> _What is asked_: From the records below, copy every line that contains the word "Structurally".

[Collected data]
╭──

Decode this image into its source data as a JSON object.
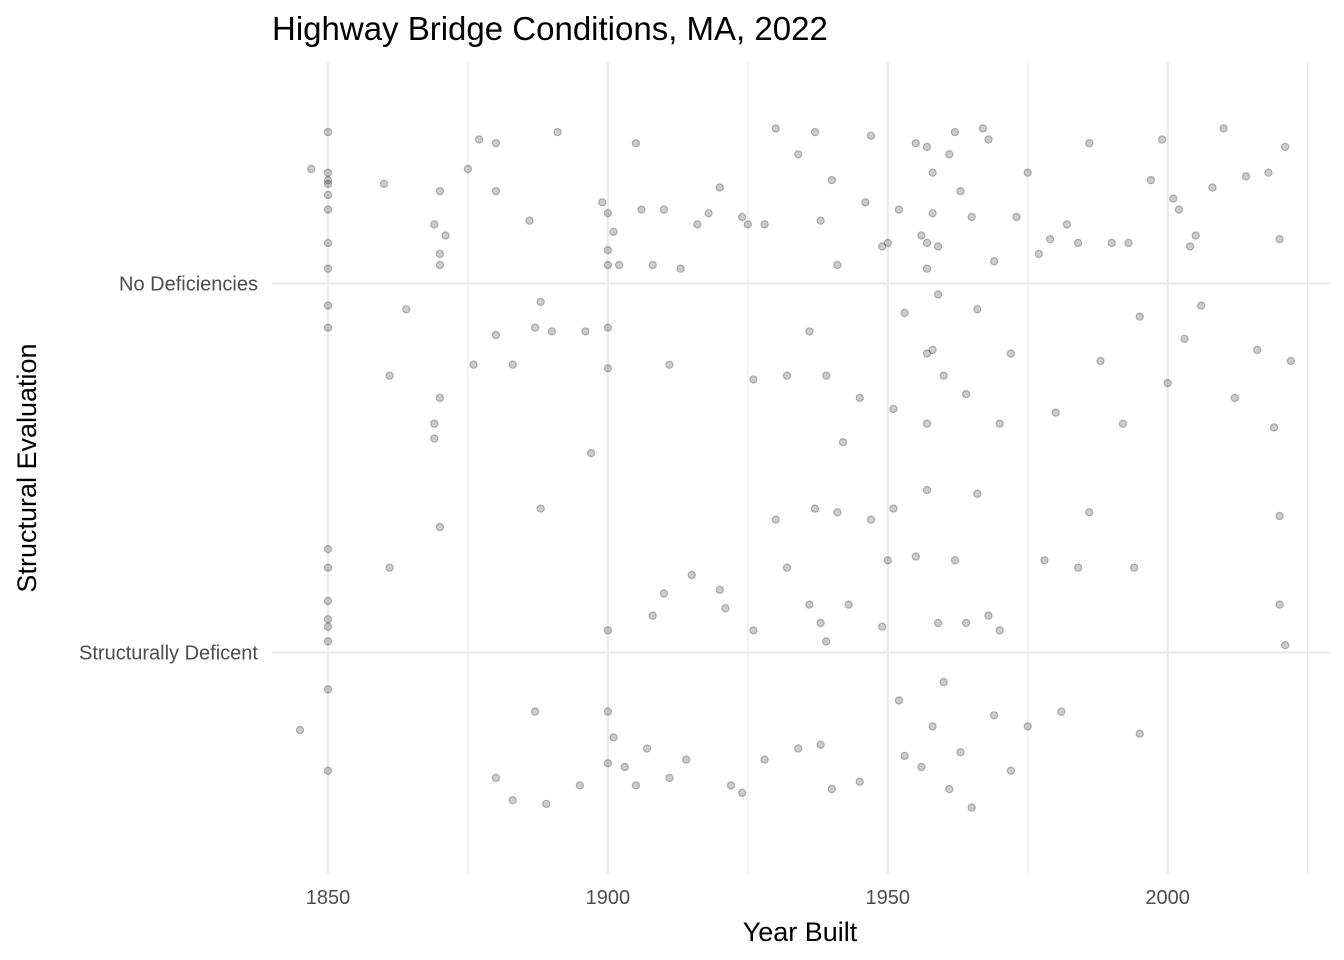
{
  "chart_data": {
    "type": "scatter",
    "title": "Highway Bridge Conditions, MA, 2022",
    "xlabel": "Year Built",
    "ylabel": "Structural Evaluation",
    "x_ticks": [
      1850,
      1900,
      1950,
      2000
    ],
    "x_minor_ticks": [
      1875,
      1925,
      1975,
      2025
    ],
    "xlim": [
      1840,
      2029
    ],
    "y_categories": [
      "Structurally Deficent",
      "No Deficiencies"
    ],
    "jitter_height": 0.4,
    "grid": true,
    "legend": "none",
    "point_color": "#000000",
    "point_opacity": 0.2,
    "series": [
      {
        "category": "No Deficiencies",
        "points": [
          [
            1847,
            0.31
          ],
          [
            1850,
            -0.12
          ],
          [
            1850,
            -0.06
          ],
          [
            1850,
            0.04
          ],
          [
            1850,
            0.11
          ],
          [
            1850,
            0.2
          ],
          [
            1850,
            0.24
          ],
          [
            1850,
            0.27
          ],
          [
            1850,
            0.28
          ],
          [
            1850,
            0.3
          ],
          [
            1850,
            0.41
          ],
          [
            1860,
            0.27
          ],
          [
            1861,
            -0.25
          ],
          [
            1864,
            -0.07
          ],
          [
            1869,
            0.16
          ],
          [
            1869,
            -0.38
          ],
          [
            1869,
            -0.42
          ],
          [
            1870,
            0.25
          ],
          [
            1870,
            0.08
          ],
          [
            1870,
            0.05
          ],
          [
            1870,
            -0.31
          ],
          [
            1871,
            0.13
          ],
          [
            1875,
            0.31
          ],
          [
            1876,
            -0.22
          ],
          [
            1877,
            0.39
          ],
          [
            1880,
            0.38
          ],
          [
            1880,
            0.25
          ],
          [
            1880,
            -0.14
          ],
          [
            1883,
            -0.22
          ],
          [
            1886,
            0.17
          ],
          [
            1887,
            -0.12
          ],
          [
            1888,
            -0.05
          ],
          [
            1890,
            -0.13
          ],
          [
            1891,
            0.41
          ],
          [
            1896,
            -0.13
          ],
          [
            1897,
            -0.46
          ],
          [
            1899,
            0.22
          ],
          [
            1900,
            0.19
          ],
          [
            1900,
            0.09
          ],
          [
            1900,
            0.05
          ],
          [
            1900,
            -0.12
          ],
          [
            1900,
            -0.23
          ],
          [
            1901,
            0.14
          ],
          [
            1902,
            0.05
          ],
          [
            1905,
            0.38
          ],
          [
            1906,
            0.2
          ],
          [
            1908,
            0.05
          ],
          [
            1910,
            0.2
          ],
          [
            1911,
            -0.22
          ],
          [
            1913,
            0.04
          ],
          [
            1916,
            0.16
          ],
          [
            1918,
            0.19
          ],
          [
            1920,
            0.26
          ],
          [
            1924,
            0.18
          ],
          [
            1925,
            0.16
          ],
          [
            1926,
            -0.26
          ],
          [
            1928,
            0.16
          ],
          [
            1930,
            0.42
          ],
          [
            1932,
            -0.25
          ],
          [
            1934,
            0.35
          ],
          [
            1936,
            -0.13
          ],
          [
            1937,
            0.41
          ],
          [
            1938,
            0.17
          ],
          [
            1939,
            -0.25
          ],
          [
            1940,
            0.28
          ],
          [
            1941,
            0.05
          ],
          [
            1942,
            -0.43
          ],
          [
            1945,
            -0.31
          ],
          [
            1946,
            0.22
          ],
          [
            1947,
            0.4
          ],
          [
            1949,
            0.1
          ],
          [
            1950,
            0.11
          ],
          [
            1951,
            -0.34
          ],
          [
            1952,
            0.2
          ],
          [
            1953,
            -0.08
          ],
          [
            1955,
            0.38
          ],
          [
            1956,
            0.13
          ],
          [
            1957,
            0.11
          ],
          [
            1957,
            -0.19
          ],
          [
            1957,
            -0.38
          ],
          [
            1957,
            0.37
          ],
          [
            1957,
            0.04
          ],
          [
            1958,
            -0.18
          ],
          [
            1958,
            0.3
          ],
          [
            1958,
            0.19
          ],
          [
            1959,
            -0.03
          ],
          [
            1959,
            0.1
          ],
          [
            1960,
            -0.25
          ],
          [
            1961,
            0.35
          ],
          [
            1962,
            0.41
          ],
          [
            1963,
            0.25
          ],
          [
            1964,
            -0.3
          ],
          [
            1965,
            0.18
          ],
          [
            1966,
            -0.07
          ],
          [
            1967,
            0.42
          ],
          [
            1968,
            0.39
          ],
          [
            1969,
            0.06
          ],
          [
            1970,
            -0.38
          ],
          [
            1972,
            -0.19
          ],
          [
            1973,
            0.18
          ],
          [
            1975,
            0.3
          ],
          [
            1977,
            0.08
          ],
          [
            1979,
            0.12
          ],
          [
            1980,
            -0.35
          ],
          [
            1982,
            0.16
          ],
          [
            1984,
            0.11
          ],
          [
            1986,
            0.38
          ],
          [
            1988,
            -0.21
          ],
          [
            1990,
            0.11
          ],
          [
            1992,
            -0.38
          ],
          [
            1993,
            0.11
          ],
          [
            1995,
            -0.09
          ],
          [
            1997,
            0.28
          ],
          [
            1999,
            0.39
          ],
          [
            2000,
            -0.27
          ],
          [
            2001,
            0.23
          ],
          [
            2002,
            0.2
          ],
          [
            2003,
            -0.15
          ],
          [
            2004,
            0.1
          ],
          [
            2005,
            0.13
          ],
          [
            2006,
            -0.06
          ],
          [
            2008,
            0.26
          ],
          [
            2010,
            0.42
          ],
          [
            2012,
            -0.31
          ],
          [
            2014,
            0.29
          ],
          [
            2016,
            -0.18
          ],
          [
            2018,
            0.3
          ],
          [
            2019,
            -0.39
          ],
          [
            2020,
            0.12
          ],
          [
            2021,
            0.37
          ],
          [
            2022,
            -0.21
          ]
        ]
      },
      {
        "category": "Structurally Deficent",
        "points": [
          [
            1845,
            -0.21
          ],
          [
            1850,
            -0.1
          ],
          [
            1850,
            -0.32
          ],
          [
            1850,
            0.28
          ],
          [
            1850,
            0.23
          ],
          [
            1850,
            0.14
          ],
          [
            1850,
            0.09
          ],
          [
            1850,
            0.07
          ],
          [
            1850,
            0.03
          ],
          [
            1861,
            0.23
          ],
          [
            1870,
            0.34
          ],
          [
            1880,
            -0.34
          ],
          [
            1883,
            -0.4
          ],
          [
            1887,
            -0.16
          ],
          [
            1888,
            0.39
          ],
          [
            1889,
            -0.41
          ],
          [
            1895,
            -0.36
          ],
          [
            1900,
            0.06
          ],
          [
            1900,
            -0.16
          ],
          [
            1900,
            -0.3
          ],
          [
            1901,
            -0.23
          ],
          [
            1903,
            -0.31
          ],
          [
            1905,
            -0.36
          ],
          [
            1907,
            -0.26
          ],
          [
            1908,
            0.1
          ],
          [
            1910,
            0.16
          ],
          [
            1911,
            -0.34
          ],
          [
            1914,
            -0.29
          ],
          [
            1915,
            0.21
          ],
          [
            1920,
            0.17
          ],
          [
            1921,
            0.12
          ],
          [
            1922,
            -0.36
          ],
          [
            1924,
            -0.38
          ],
          [
            1926,
            0.06
          ],
          [
            1928,
            -0.29
          ],
          [
            1930,
            0.36
          ],
          [
            1932,
            0.23
          ],
          [
            1934,
            -0.26
          ],
          [
            1936,
            0.13
          ],
          [
            1937,
            0.39
          ],
          [
            1938,
            0.08
          ],
          [
            1938,
            -0.25
          ],
          [
            1939,
            0.03
          ],
          [
            1940,
            -0.37
          ],
          [
            1941,
            0.38
          ],
          [
            1943,
            0.13
          ],
          [
            1945,
            -0.35
          ],
          [
            1947,
            0.36
          ],
          [
            1949,
            0.07
          ],
          [
            1950,
            0.25
          ],
          [
            1951,
            0.39
          ],
          [
            1952,
            -0.13
          ],
          [
            1953,
            -0.28
          ],
          [
            1955,
            0.26
          ],
          [
            1956,
            -0.31
          ],
          [
            1957,
            0.44
          ],
          [
            1958,
            -0.2
          ],
          [
            1959,
            0.08
          ],
          [
            1960,
            -0.08
          ],
          [
            1961,
            -0.37
          ],
          [
            1962,
            0.25
          ],
          [
            1963,
            -0.27
          ],
          [
            1964,
            0.08
          ],
          [
            1965,
            -0.42
          ],
          [
            1966,
            0.43
          ],
          [
            1968,
            0.1
          ],
          [
            1969,
            -0.17
          ],
          [
            1970,
            0.06
          ],
          [
            1972,
            -0.32
          ],
          [
            1975,
            -0.2
          ],
          [
            1978,
            0.25
          ],
          [
            1981,
            -0.16
          ],
          [
            1984,
            0.23
          ],
          [
            1986,
            0.38
          ],
          [
            1994,
            0.23
          ],
          [
            1995,
            -0.22
          ],
          [
            2020,
            0.37
          ],
          [
            2020,
            0.13
          ],
          [
            2021,
            0.02
          ]
        ]
      }
    ]
  }
}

╰──

> _Full response_:
      "Structurally Deficent",
        "category": "Structurally Deficent",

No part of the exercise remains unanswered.